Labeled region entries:
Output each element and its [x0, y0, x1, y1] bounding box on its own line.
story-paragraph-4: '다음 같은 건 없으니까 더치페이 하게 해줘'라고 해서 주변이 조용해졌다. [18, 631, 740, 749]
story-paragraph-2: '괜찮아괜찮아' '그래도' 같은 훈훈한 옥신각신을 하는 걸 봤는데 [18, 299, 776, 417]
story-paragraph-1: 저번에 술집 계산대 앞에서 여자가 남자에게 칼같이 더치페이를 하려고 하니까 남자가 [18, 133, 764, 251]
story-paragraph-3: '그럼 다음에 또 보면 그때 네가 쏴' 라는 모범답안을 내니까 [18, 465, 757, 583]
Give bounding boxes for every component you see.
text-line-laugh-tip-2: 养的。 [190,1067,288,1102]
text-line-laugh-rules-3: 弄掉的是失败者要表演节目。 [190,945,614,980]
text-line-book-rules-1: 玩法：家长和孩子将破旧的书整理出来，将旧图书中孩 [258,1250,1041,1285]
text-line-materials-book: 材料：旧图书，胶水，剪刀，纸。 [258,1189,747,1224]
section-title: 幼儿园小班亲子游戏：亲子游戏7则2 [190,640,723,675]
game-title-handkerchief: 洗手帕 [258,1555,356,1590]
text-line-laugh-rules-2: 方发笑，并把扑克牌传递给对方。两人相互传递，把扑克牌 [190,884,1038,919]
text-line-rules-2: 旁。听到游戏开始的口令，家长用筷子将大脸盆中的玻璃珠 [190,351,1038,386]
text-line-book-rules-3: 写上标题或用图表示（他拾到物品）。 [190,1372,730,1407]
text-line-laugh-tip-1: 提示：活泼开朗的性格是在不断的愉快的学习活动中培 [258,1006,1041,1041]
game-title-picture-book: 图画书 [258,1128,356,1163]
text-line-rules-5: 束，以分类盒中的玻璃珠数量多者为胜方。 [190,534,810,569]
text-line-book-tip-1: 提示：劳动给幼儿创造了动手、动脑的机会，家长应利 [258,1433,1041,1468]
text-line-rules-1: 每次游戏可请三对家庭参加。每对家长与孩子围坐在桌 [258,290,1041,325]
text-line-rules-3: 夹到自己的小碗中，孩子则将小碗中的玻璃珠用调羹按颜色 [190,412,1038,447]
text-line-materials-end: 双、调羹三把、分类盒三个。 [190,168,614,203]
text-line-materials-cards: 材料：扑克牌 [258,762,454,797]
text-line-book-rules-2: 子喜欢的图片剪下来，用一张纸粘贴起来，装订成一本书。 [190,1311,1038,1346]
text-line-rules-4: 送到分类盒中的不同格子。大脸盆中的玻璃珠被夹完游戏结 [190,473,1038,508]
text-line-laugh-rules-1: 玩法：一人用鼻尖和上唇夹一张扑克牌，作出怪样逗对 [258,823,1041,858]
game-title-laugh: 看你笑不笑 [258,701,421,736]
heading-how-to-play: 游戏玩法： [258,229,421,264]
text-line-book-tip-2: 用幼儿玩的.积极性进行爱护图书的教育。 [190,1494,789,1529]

_Task requirements_: Swap every "game-title" in the entries above for "game-heading", and write all the lines out again with nothing else changed.

_Finished exercise_:
Output each element and its [x0, y0, x1, y1] bounding box on its own line.
story-paragraph-4: '다음 같은 건 없으니까 더치페이 하게 해줘'라고 해서 주변이 조용해졌다. [18, 631, 740, 749]
story-paragraph-2: '괜찮아괜찮아' '그래도' 같은 훈훈한 옥신각신을 하는 걸 봤는데 [18, 299, 776, 417]
story-paragraph-1: 저번에 술집 계산대 앞에서 여자가 남자에게 칼같이 더치페이를 하려고 하니까 남자가 [18, 133, 764, 251]
story-paragraph-3: '그럼 다음에 또 보면 그때 네가 쏴' 라는 모범답안을 내니까 [18, 465, 757, 583]
Give bounding boxes for every component you see.
text-line-laugh-tip-2: 养的。 [190,1067,288,1102]
text-line-laugh-rules-3: 弄掉的是失败者要表演节目。 [190,945,614,980]
text-line-book-rules-1: 玩法：家长和孩子将破旧的书整理出来，将旧图书中孩 [258,1250,1041,1285]
text-line-materials-book: 材料：旧图书，胶水，剪刀，纸。 [258,1189,747,1224]
section-title: 幼儿园小班亲子游戏：亲子游戏7则2 [190,640,723,675]
game-heading-handkerchief: 洗手帕 [258,1555,356,1590]
text-line-laugh-rules-2: 方发笑，并把扑克牌传递给对方。两人相互传递，把扑克牌 [190,884,1038,919]
text-line-rules-2: 旁。听到游戏开始的口令，家长用筷子将大脸盆中的玻璃珠 [190,351,1038,386]
text-line-book-rules-3: 写上标题或用图表示（他拾到物品）。 [190,1372,730,1407]
text-line-laugh-tip-1: 提示：活泼开朗的性格是在不断的愉快的学习活动中培 [258,1006,1041,1041]
game-heading-picture-book: 图画书 [258,1128,356,1163]
text-line-rules-5: 束，以分类盒中的玻璃珠数量多者为胜方。 [190,534,810,569]
text-line-book-tip-1: 提示：劳动给幼儿创造了动手、动脑的机会，家长应利 [258,1433,1041,1468]
text-line-rules-1: 每次游戏可请三对家庭参加。每对家长与孩子围坐在桌 [258,290,1041,325]
text-line-rules-3: 夹到自己的小碗中，孩子则将小碗中的玻璃珠用调羹按颜色 [190,412,1038,447]
text-line-materials-end: 双、调羹三把、分类盒三个。 [190,168,614,203]
text-line-materials-cards: 材料：扑克牌 [258,762,454,797]
text-line-book-rules-2: 子喜欢的图片剪下来，用一张纸粘贴起来，装订成一本书。 [190,1311,1038,1346]
text-line-rules-4: 送到分类盒中的不同格子。大脸盆中的玻璃珠被夹完游戏结 [190,473,1038,508]
text-line-laugh-rules-1: 玩法：一人用鼻尖和上唇夹一张扑克牌，作出怪样逗对 [258,823,1041,858]
game-heading-laugh: 看你笑不笑 [258,701,421,736]
heading-how-to-play: 游戏玩法： [258,229,421,264]
text-line-book-tip-2: 用幼儿玩的.积极性进行爱护图书的教育。 [190,1494,789,1529]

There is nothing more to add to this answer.